> _Stated problem_
Repeat the listing word for word. No pictures belong in the copy.

> _Data provided_
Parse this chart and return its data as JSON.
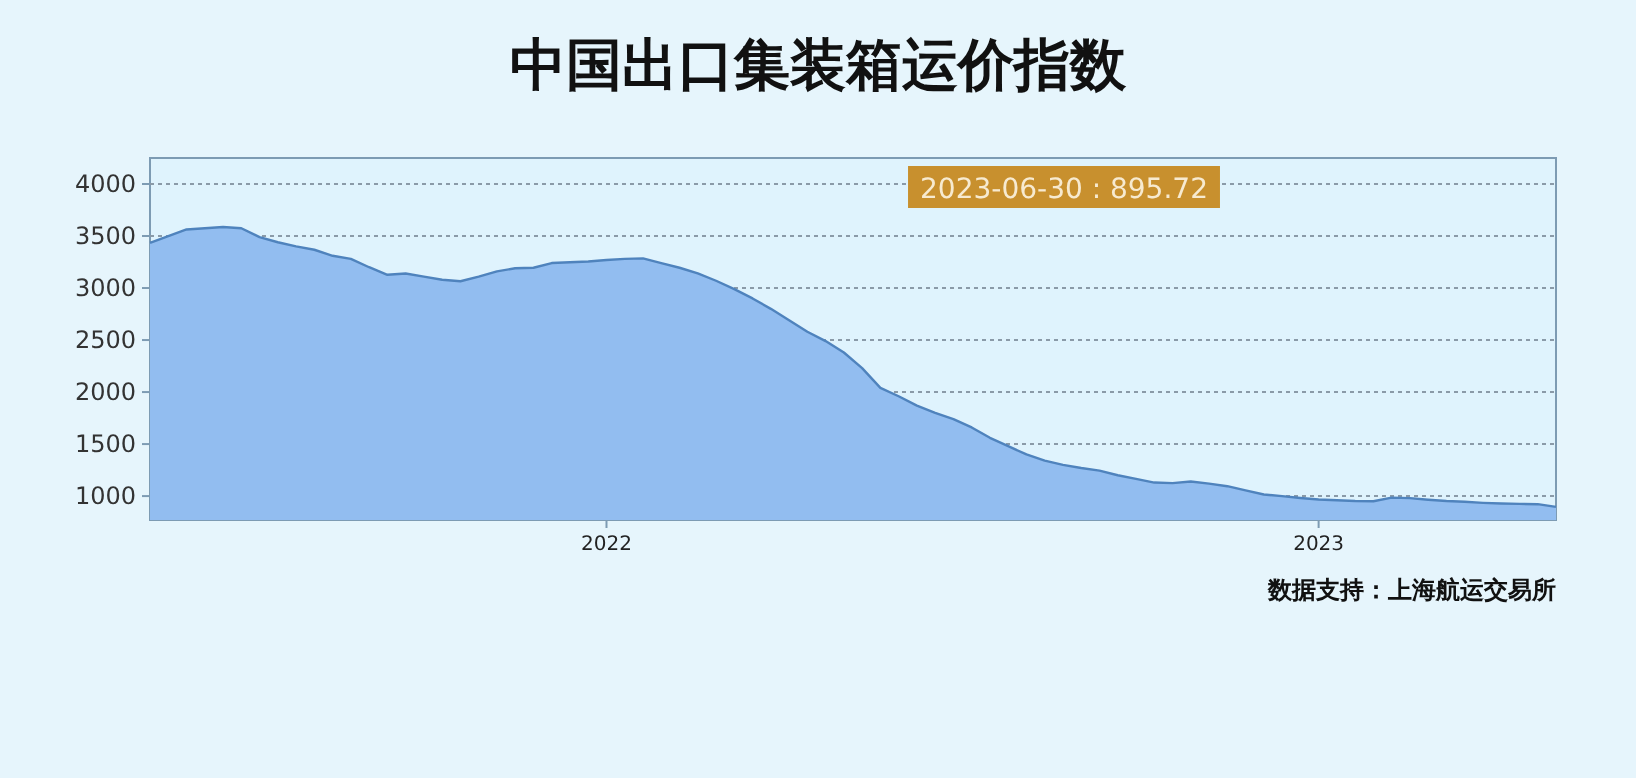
{
  "chart_data": {
    "type": "area",
    "title": "中国出口集装箱运价指数",
    "categories": [
      null,
      null,
      null,
      null,
      null,
      null,
      null,
      null,
      null,
      null,
      null,
      null,
      null,
      null,
      null,
      null,
      null,
      null,
      null,
      null,
      null,
      null,
      null,
      null,
      null,
      "2022",
      null,
      null,
      null,
      null,
      null,
      null,
      null,
      null,
      null,
      null,
      null,
      null,
      null,
      null,
      null,
      null,
      null,
      null,
      null,
      null,
      null,
      null,
      null,
      null,
      null,
      null,
      null,
      null,
      null,
      null,
      null,
      null,
      null,
      null,
      null,
      null,
      null,
      null,
      "2023",
      null,
      null,
      null,
      null,
      null,
      null,
      null,
      null,
      null,
      null,
      null,
      null,
      null
    ],
    "series": [
      {
        "color": "#92bdf0",
        "values": [
          3435,
          3500,
          3563,
          3575,
          3587,
          3575,
          3490,
          3440,
          3400,
          3368,
          3310,
          3280,
          3200,
          3127,
          3140,
          3110,
          3080,
          3065,
          3110,
          3160,
          3190,
          3195,
          3240,
          3248,
          3255,
          3269,
          3280,
          3285,
          3240,
          3195,
          3140,
          3070,
          2990,
          2900,
          2800,
          2690,
          2580,
          2490,
          2380,
          2230,
          2040,
          1960,
          1870,
          1800,
          1740,
          1660,
          1560,
          1480,
          1400,
          1340,
          1300,
          1270,
          1245,
          1200,
          1165,
          1130,
          1125,
          1140,
          1120,
          1095,
          1055,
          1015,
          1000,
          982,
          967,
          960,
          952,
          950,
          985,
          980,
          965,
          952,
          945,
          935,
          928,
          925,
          922,
          895.72
        ]
      }
    ],
    "ylim": [
      770,
      4250
    ],
    "yticks": [
      1000,
      1500,
      2000,
      2500,
      3000,
      3500,
      4000
    ],
    "grid": "y",
    "annotations": [
      "2023-06-30 : 895.72",
      "数据支持：上海航运交易所"
    ]
  }
}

> _Completed exercise_
Parse this chart and return its data as JSON.
{
  "chart_data": {
    "type": "area",
    "title": "中国出口集装箱运价指数",
    "categories": [
      null,
      null,
      null,
      null,
      null,
      null,
      null,
      null,
      null,
      null,
      null,
      null,
      null,
      null,
      null,
      null,
      null,
      null,
      null,
      null,
      null,
      null,
      null,
      null,
      null,
      "2022",
      null,
      null,
      null,
      null,
      null,
      null,
      null,
      null,
      null,
      null,
      null,
      null,
      null,
      null,
      null,
      null,
      null,
      null,
      null,
      null,
      null,
      null,
      null,
      null,
      null,
      null,
      null,
      null,
      null,
      null,
      null,
      null,
      null,
      null,
      null,
      null,
      null,
      null,
      "2023",
      null,
      null,
      null,
      null,
      null,
      null,
      null,
      null,
      null,
      null,
      null,
      null,
      null
    ],
    "series": [
      {
        "color": "#92bdf0",
        "values": [
          3435,
          3500,
          3563,
          3575,
          3587,
          3575,
          3490,
          3440,
          3400,
          3368,
          3310,
          3280,
          3200,
          3127,
          3140,
          3110,
          3080,
          3065,
          3110,
          3160,
          3190,
          3195,
          3240,
          3248,
          3255,
          3269,
          3280,
          3285,
          3240,
          3195,
          3140,
          3070,
          2990,
          2900,
          2800,
          2690,
          2580,
          2490,
          2380,
          2230,
          2040,
          1960,
          1870,
          1800,
          1740,
          1660,
          1560,
          1480,
          1400,
          1340,
          1300,
          1270,
          1245,
          1200,
          1165,
          1130,
          1125,
          1140,
          1120,
          1095,
          1055,
          1015,
          1000,
          982,
          967,
          960,
          952,
          950,
          985,
          980,
          965,
          952,
          945,
          935,
          928,
          925,
          922,
          895.72
        ]
      }
    ],
    "ylim": [
      770,
      4250
    ],
    "yticks": [
      1000,
      1500,
      2000,
      2500,
      3000,
      3500,
      4000
    ],
    "grid": "y",
    "annotations": [
      "2023-06-30 : 895.72",
      "数据支持：上海航运交易所"
    ]
  }
}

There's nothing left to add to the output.